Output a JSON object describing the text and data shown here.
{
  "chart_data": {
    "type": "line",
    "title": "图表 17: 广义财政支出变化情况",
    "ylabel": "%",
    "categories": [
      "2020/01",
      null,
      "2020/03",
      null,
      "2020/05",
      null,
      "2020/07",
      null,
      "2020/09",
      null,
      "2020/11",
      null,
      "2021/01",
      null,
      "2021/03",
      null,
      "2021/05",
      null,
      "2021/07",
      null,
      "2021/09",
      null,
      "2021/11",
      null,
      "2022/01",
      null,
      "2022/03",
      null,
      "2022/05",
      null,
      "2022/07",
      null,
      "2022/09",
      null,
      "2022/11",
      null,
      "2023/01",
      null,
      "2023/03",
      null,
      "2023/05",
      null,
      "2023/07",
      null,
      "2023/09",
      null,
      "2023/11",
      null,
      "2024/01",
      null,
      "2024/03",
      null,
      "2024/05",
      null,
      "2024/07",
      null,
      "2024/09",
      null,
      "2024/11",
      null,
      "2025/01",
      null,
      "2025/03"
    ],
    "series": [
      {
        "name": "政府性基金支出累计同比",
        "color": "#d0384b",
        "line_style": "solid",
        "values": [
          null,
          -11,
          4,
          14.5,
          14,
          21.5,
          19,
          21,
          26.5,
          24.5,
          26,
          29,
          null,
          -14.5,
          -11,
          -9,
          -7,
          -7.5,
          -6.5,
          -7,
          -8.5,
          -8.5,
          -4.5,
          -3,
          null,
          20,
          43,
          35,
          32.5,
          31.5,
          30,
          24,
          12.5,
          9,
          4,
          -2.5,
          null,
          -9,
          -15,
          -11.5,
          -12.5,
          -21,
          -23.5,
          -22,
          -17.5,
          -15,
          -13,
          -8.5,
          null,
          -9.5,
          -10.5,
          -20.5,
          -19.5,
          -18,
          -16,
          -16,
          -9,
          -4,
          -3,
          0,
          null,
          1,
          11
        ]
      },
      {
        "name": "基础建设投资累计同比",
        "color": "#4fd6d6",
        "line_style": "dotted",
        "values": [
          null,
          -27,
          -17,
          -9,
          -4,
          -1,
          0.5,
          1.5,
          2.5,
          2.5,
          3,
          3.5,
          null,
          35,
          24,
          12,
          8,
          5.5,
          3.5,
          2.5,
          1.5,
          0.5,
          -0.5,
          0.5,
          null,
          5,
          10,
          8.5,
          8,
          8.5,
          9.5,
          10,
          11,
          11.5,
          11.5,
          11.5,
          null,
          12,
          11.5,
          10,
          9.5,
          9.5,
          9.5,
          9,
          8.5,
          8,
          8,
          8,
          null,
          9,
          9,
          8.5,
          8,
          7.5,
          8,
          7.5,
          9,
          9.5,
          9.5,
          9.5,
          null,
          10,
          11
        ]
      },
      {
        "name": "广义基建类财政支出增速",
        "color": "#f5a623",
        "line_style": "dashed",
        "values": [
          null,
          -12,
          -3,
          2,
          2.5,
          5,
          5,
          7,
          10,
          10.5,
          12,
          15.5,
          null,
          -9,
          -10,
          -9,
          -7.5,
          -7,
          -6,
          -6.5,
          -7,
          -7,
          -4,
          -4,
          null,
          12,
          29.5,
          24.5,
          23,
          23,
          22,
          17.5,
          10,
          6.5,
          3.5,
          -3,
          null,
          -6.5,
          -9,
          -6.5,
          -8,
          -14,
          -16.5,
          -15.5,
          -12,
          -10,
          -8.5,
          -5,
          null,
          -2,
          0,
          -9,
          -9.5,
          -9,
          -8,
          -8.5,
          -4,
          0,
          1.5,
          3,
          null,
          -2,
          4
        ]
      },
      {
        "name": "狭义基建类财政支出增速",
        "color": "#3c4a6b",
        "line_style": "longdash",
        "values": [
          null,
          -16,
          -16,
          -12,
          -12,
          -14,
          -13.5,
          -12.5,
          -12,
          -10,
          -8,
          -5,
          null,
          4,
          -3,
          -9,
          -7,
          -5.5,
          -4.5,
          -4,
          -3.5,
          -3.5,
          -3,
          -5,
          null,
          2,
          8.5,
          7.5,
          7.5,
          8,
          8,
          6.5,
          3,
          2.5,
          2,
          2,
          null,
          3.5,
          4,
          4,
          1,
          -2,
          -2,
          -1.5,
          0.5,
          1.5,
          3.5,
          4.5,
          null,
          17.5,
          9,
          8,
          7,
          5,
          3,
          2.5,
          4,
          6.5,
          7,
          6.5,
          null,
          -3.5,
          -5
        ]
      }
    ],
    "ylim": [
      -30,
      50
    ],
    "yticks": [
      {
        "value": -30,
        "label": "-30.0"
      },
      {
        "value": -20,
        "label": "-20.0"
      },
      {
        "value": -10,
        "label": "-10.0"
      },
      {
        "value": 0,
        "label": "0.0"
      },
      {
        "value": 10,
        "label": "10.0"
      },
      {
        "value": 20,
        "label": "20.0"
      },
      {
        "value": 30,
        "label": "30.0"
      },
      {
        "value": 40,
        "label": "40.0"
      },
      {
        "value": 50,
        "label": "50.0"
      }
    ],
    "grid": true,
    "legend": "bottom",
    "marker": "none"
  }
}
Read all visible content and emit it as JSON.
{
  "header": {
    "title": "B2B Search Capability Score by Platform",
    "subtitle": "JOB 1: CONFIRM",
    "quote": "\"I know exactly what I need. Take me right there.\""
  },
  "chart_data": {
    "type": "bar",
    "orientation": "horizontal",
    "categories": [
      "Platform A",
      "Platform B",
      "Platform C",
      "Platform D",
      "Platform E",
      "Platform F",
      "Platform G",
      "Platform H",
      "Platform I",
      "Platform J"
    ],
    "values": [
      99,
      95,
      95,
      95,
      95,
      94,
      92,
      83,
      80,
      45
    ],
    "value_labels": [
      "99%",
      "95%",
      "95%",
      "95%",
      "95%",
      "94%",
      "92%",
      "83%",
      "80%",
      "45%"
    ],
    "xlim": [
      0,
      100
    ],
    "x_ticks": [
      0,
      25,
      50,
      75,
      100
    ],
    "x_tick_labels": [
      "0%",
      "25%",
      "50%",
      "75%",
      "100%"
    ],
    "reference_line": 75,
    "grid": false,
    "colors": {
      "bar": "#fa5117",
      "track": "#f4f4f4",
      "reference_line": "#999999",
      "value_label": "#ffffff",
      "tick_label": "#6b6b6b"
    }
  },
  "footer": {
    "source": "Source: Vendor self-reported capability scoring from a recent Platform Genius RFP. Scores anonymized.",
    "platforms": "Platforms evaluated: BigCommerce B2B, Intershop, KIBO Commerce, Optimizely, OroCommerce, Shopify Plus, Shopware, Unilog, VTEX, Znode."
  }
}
--
• _What is needed_:
Restate the records, all of them, precisely as written.

• _Solution for this task_:
Output a JSON object describing the text and data shown here.
{
  "chart_data": {
    "type": "line",
    "title": "图表 17: 广义财政支出变化情况",
    "ylabel": "%",
    "categories": [
      "2020/01",
      null,
      "2020/03",
      null,
      "2020/05",
      null,
      "2020/07",
      null,
      "2020/09",
      null,
      "2020/11",
      null,
      "2021/01",
      null,
      "2021/03",
      null,
      "2021/05",
      null,
      "2021/07",
      null,
      "2021/09",
      null,
      "2021/11",
      null,
      "2022/01",
      null,
      "2022/03",
      null,
      "2022/05",
      null,
      "2022/07",
      null,
      "2022/09",
      null,
      "2022/11",
      null,
      "2023/01",
      null,
      "2023/03",
      null,
      "2023/05",
      null,
      "2023/07",
      null,
      "2023/09",
      null,
      "2023/11",
      null,
      "2024/01",
      null,
      "2024/03",
      null,
      "2024/05",
      null,
      "2024/07",
      null,
      "2024/09",
      null,
      "2024/11",
      null,
      "2025/01",
      null,
      "2025/03"
    ],
    "series": [
      {
        "name": "政府性基金支出累计同比",
        "color": "#d0384b",
        "line_style": "solid",
        "values": [
          null,
          -11,
          4,
          14.5,
          14,
          21.5,
          19,
          21,
          26.5,
          24.5,
          26,
          29,
          null,
          -14.5,
          -11,
          -9,
          -7,
          -7.5,
          -6.5,
          -7,
          -8.5,
          -8.5,
          -4.5,
          -3,
          null,
          20,
          43,
          35,
          32.5,
          31.5,
          30,
          24,
          12.5,
          9,
          4,
          -2.5,
          null,
          -9,
          -15,
          -11.5,
          -12.5,
          -21,
          -23.5,
          -22,
          -17.5,
          -15,
          -13,
          -8.5,
          null,
          -9.5,
          -10.5,
          -20.5,
          -19.5,
          -18,
          -16,
          -16,
          -9,
          -4,
          -3,
          0,
          null,
          1,
          11
        ]
      },
      {
        "name": "基础建设投资累计同比",
        "color": "#4fd6d6",
        "line_style": "dotted",
        "values": [
          null,
          -27,
          -17,
          -9,
          -4,
          -1,
          0.5,
          1.5,
          2.5,
          2.5,
          3,
          3.5,
          null,
          35,
          24,
          12,
          8,
          5.5,
          3.5,
          2.5,
          1.5,
          0.5,
          -0.5,
          0.5,
          null,
          5,
          10,
          8.5,
          8,
          8.5,
          9.5,
          10,
          11,
          11.5,
          11.5,
          11.5,
          null,
          12,
          11.5,
          10,
          9.5,
          9.5,
          9.5,
          9,
          8.5,
          8,
          8,
          8,
          null,
          9,
          9,
          8.5,
          8,
          7.5,
          8,
          7.5,
          9,
          9.5,
          9.5,
          9.5,
          null,
          10,
          11
        ]
      },
      {
        "name": "广义基建类财政支出增速",
        "color": "#f5a623",
        "line_style": "dashed",
        "values": [
          null,
          -12,
          -3,
          2,
          2.5,
          5,
          5,
          7,
          10,
          10.5,
          12,
          15.5,
          null,
          -9,
          -10,
          -9,
          -7.5,
          -7,
          -6,
          -6.5,
          -7,
          -7,
          -4,
          -4,
          null,
          12,
          29.5,
          24.5,
          23,
          23,
          22,
          17.5,
          10,
          6.5,
          3.5,
          -3,
          null,
          -6.5,
          -9,
          -6.5,
          -8,
          -14,
          -16.5,
          -15.5,
          -12,
          -10,
          -8.5,
          -5,
          null,
          -2,
          0,
          -9,
          -9.5,
          -9,
          -8,
          -8.5,
          -4,
          0,
          1.5,
          3,
          null,
          -2,
          4
        ]
      },
      {
        "name": "狭义基建类财政支出增速",
        "color": "#3c4a6b",
        "line_style": "longdash",
        "values": [
          null,
          -16,
          -16,
          -12,
          -12,
          -14,
          -13.5,
          -12.5,
          -12,
          -10,
          -8,
          -5,
          null,
          4,
          -3,
          -9,
          -7,
          -5.5,
          -4.5,
          -4,
          -3.5,
          -3.5,
          -3,
          -5,
          null,
          2,
          8.5,
          7.5,
          7.5,
          8,
          8,
          6.5,
          3,
          2.5,
          2,
          2,
          null,
          3.5,
          4,
          4,
          1,
          -2,
          -2,
          -1.5,
          0.5,
          1.5,
          3.5,
          4.5,
          null,
          17.5,
          9,
          8,
          7,
          5,
          3,
          2.5,
          4,
          6.5,
          7,
          6.5,
          null,
          -3.5,
          -5
        ]
      }
    ],
    "ylim": [
      -30,
      50
    ],
    "yticks": [
      {
        "value": -30,
        "label": "-30.0"
      },
      {
        "value": -20,
        "label": "-20.0"
      },
      {
        "value": -10,
        "label": "-10.0"
      },
      {
        "value": 0,
        "label": "0.0"
      },
      {
        "value": 10,
        "label": "10.0"
      },
      {
        "value": 20,
        "label": "20.0"
      },
      {
        "value": 30,
        "label": "30.0"
      },
      {
        "value": 40,
        "label": "40.0"
      },
      {
        "value": 50,
        "label": "50.0"
      }
    ],
    "grid": true,
    "legend": "bottom",
    "marker": "none"
  }
}
Read all visible content and emit it as JSON.
{
  "header": {
    "title": "B2B Search Capability Score by Platform",
    "subtitle": "JOB 1: CONFIRM",
    "quote": "\"I know exactly what I need. Take me right there.\""
  },
  "chart_data": {
    "type": "bar",
    "orientation": "horizontal",
    "categories": [
      "Platform A",
      "Platform B",
      "Platform C",
      "Platform D",
      "Platform E",
      "Platform F",
      "Platform G",
      "Platform H",
      "Platform I",
      "Platform J"
    ],
    "values": [
      99,
      95,
      95,
      95,
      95,
      94,
      92,
      83,
      80,
      45
    ],
    "value_labels": [
      "99%",
      "95%",
      "95%",
      "95%",
      "95%",
      "94%",
      "92%",
      "83%",
      "80%",
      "45%"
    ],
    "xlim": [
      0,
      100
    ],
    "x_ticks": [
      0,
      25,
      50,
      75,
      100
    ],
    "x_tick_labels": [
      "0%",
      "25%",
      "50%",
      "75%",
      "100%"
    ],
    "reference_line": 75,
    "grid": false,
    "colors": {
      "bar": "#fa5117",
      "track": "#f4f4f4",
      "reference_line": "#999999",
      "value_label": "#ffffff",
      "tick_label": "#6b6b6b"
    }
  },
  "footer": {
    "source": "Source: Vendor self-reported capability scoring from a recent Platform Genius RFP. Scores anonymized.",
    "platforms": "Platforms evaluated: BigCommerce B2B, Intershop, KIBO Commerce, Optimizely, OroCommerce, Shopify Plus, Shopware, Unilog, VTEX, Znode."
  }
}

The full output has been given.